** START OF EXTRACTED MATERIAL **
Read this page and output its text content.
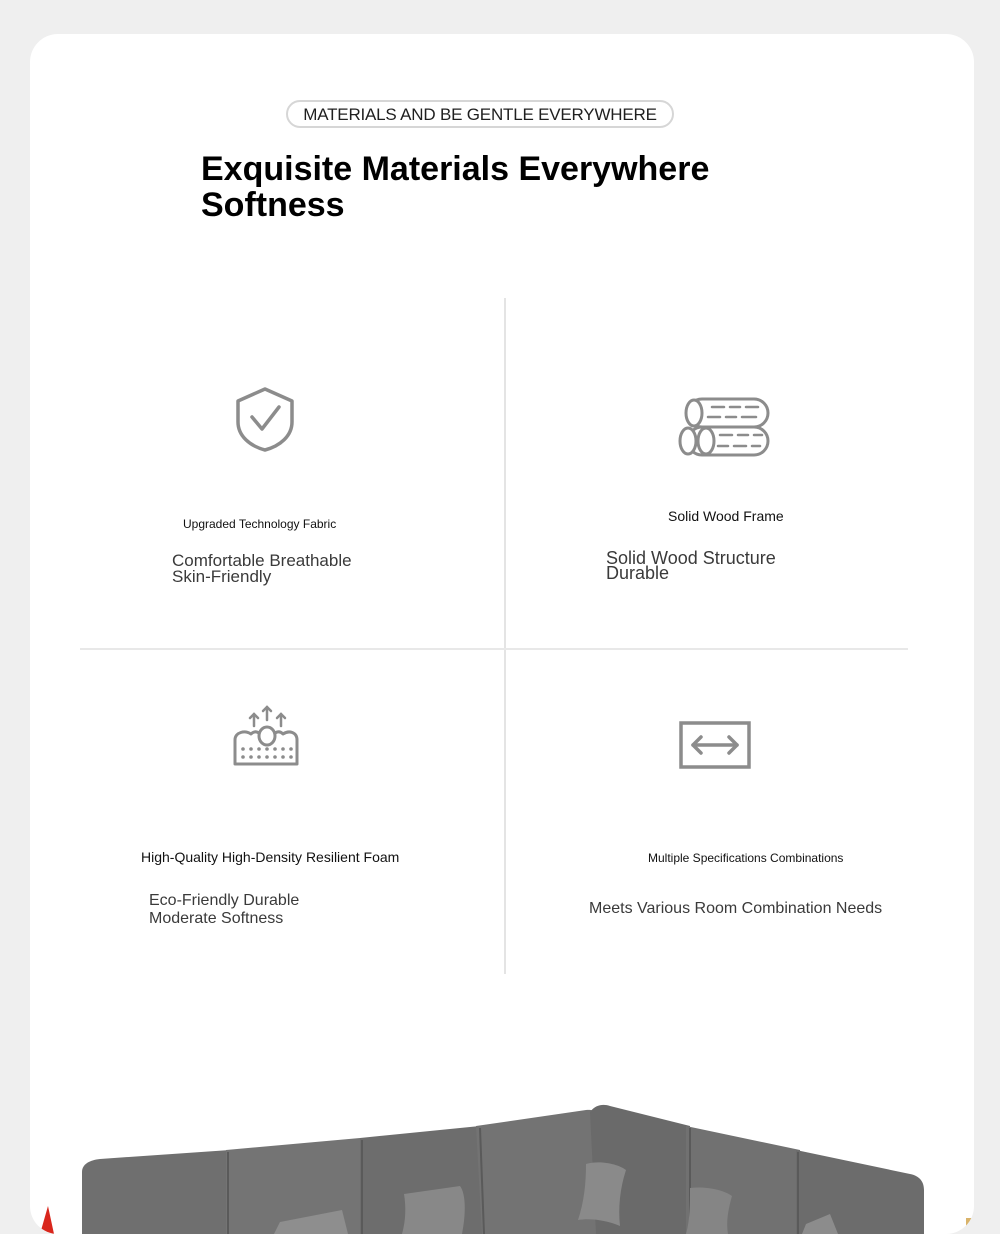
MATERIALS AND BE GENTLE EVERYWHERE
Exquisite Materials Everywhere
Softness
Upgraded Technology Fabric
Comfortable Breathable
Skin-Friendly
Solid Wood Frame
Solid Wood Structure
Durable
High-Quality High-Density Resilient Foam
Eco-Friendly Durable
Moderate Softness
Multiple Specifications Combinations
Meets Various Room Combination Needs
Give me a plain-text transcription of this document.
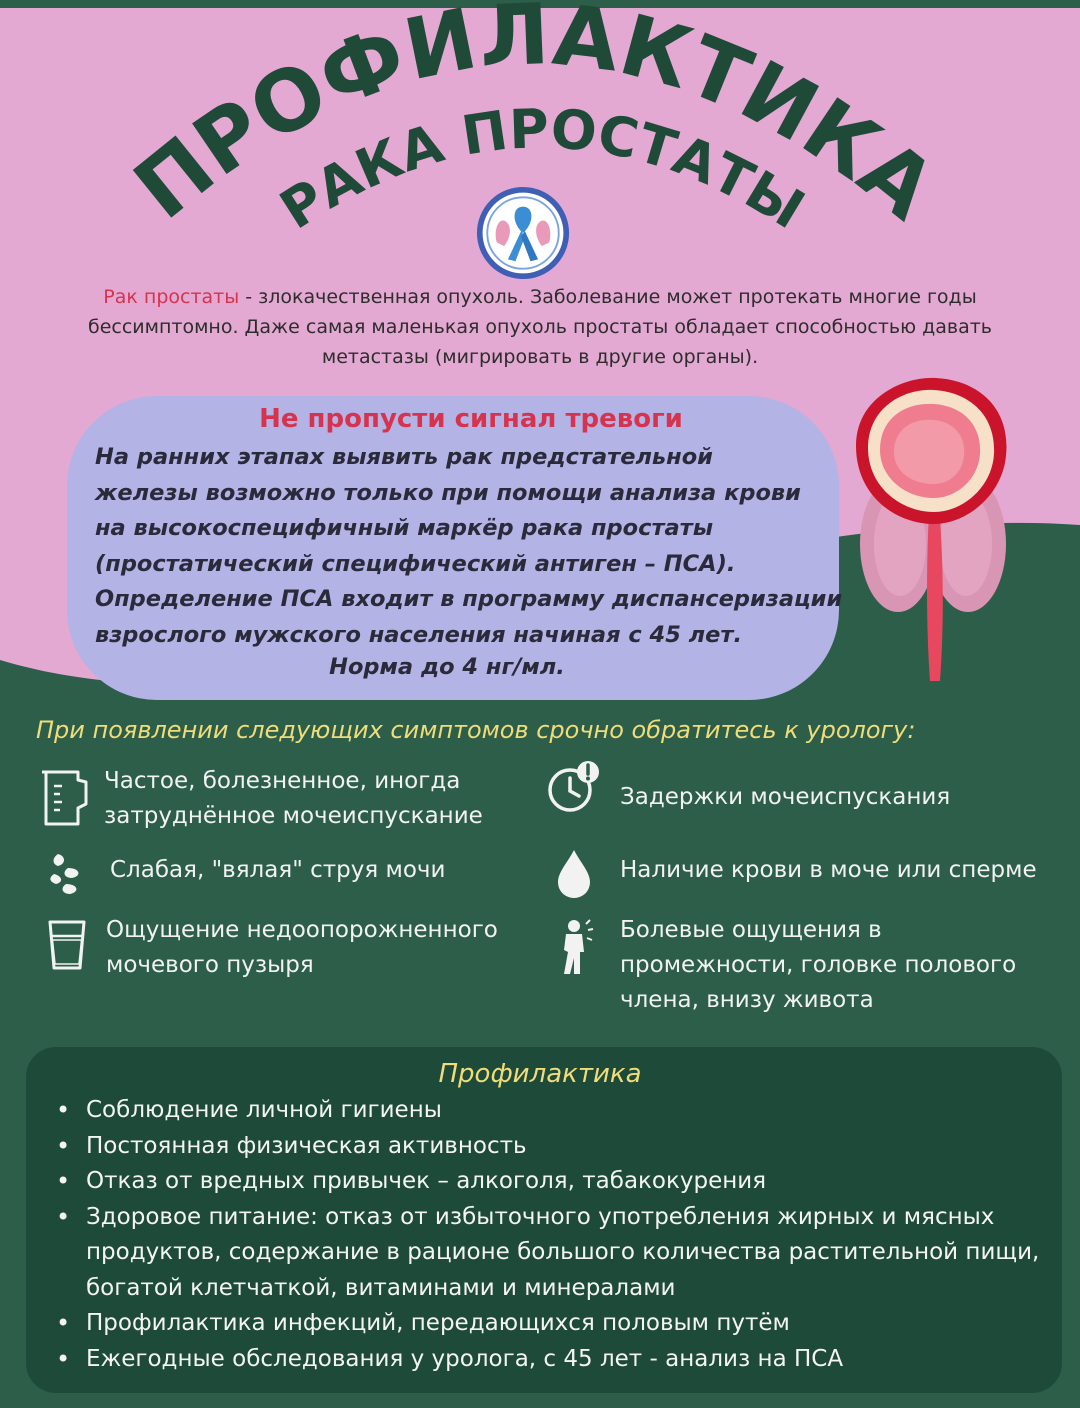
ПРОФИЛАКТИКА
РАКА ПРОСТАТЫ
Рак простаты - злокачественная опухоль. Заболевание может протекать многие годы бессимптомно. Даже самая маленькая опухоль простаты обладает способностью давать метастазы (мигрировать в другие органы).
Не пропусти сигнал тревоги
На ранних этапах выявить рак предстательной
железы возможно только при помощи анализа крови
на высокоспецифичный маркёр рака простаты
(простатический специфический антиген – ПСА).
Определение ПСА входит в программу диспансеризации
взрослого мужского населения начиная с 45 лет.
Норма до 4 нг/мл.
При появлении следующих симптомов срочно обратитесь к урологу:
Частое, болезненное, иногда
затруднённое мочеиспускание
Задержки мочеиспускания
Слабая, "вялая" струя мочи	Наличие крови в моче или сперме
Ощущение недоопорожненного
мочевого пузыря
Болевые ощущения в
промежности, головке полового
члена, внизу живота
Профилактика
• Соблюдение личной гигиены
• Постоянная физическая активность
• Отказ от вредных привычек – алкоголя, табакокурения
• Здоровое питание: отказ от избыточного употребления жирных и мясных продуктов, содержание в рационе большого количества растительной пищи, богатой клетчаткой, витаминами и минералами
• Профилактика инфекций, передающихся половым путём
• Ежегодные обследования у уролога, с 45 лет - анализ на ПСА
** END OF EXTRACTED MATERIAL **
** START OF EXTRACTED MATERIAL **
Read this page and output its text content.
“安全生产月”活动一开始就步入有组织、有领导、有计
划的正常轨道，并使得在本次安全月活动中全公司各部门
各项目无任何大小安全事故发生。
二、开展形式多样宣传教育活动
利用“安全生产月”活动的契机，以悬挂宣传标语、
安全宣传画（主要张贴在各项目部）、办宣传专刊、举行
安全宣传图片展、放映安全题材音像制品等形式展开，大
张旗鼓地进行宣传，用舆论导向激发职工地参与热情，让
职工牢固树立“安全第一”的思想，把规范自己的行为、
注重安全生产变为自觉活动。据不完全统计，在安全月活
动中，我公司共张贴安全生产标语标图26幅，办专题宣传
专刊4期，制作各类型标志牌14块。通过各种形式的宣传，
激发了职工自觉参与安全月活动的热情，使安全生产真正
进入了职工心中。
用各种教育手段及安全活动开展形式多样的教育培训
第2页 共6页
** END OF EXTRACTED MATERIAL **
● **GIVEN TASK**: Extract all lines from the material above that include the word "安全生产月".

● **THE RESPONSE**:
“安全生产月”活动一开始就步入有组织、有领导、有计
利用“安全生产月”活动的契机，以悬挂宣传标语、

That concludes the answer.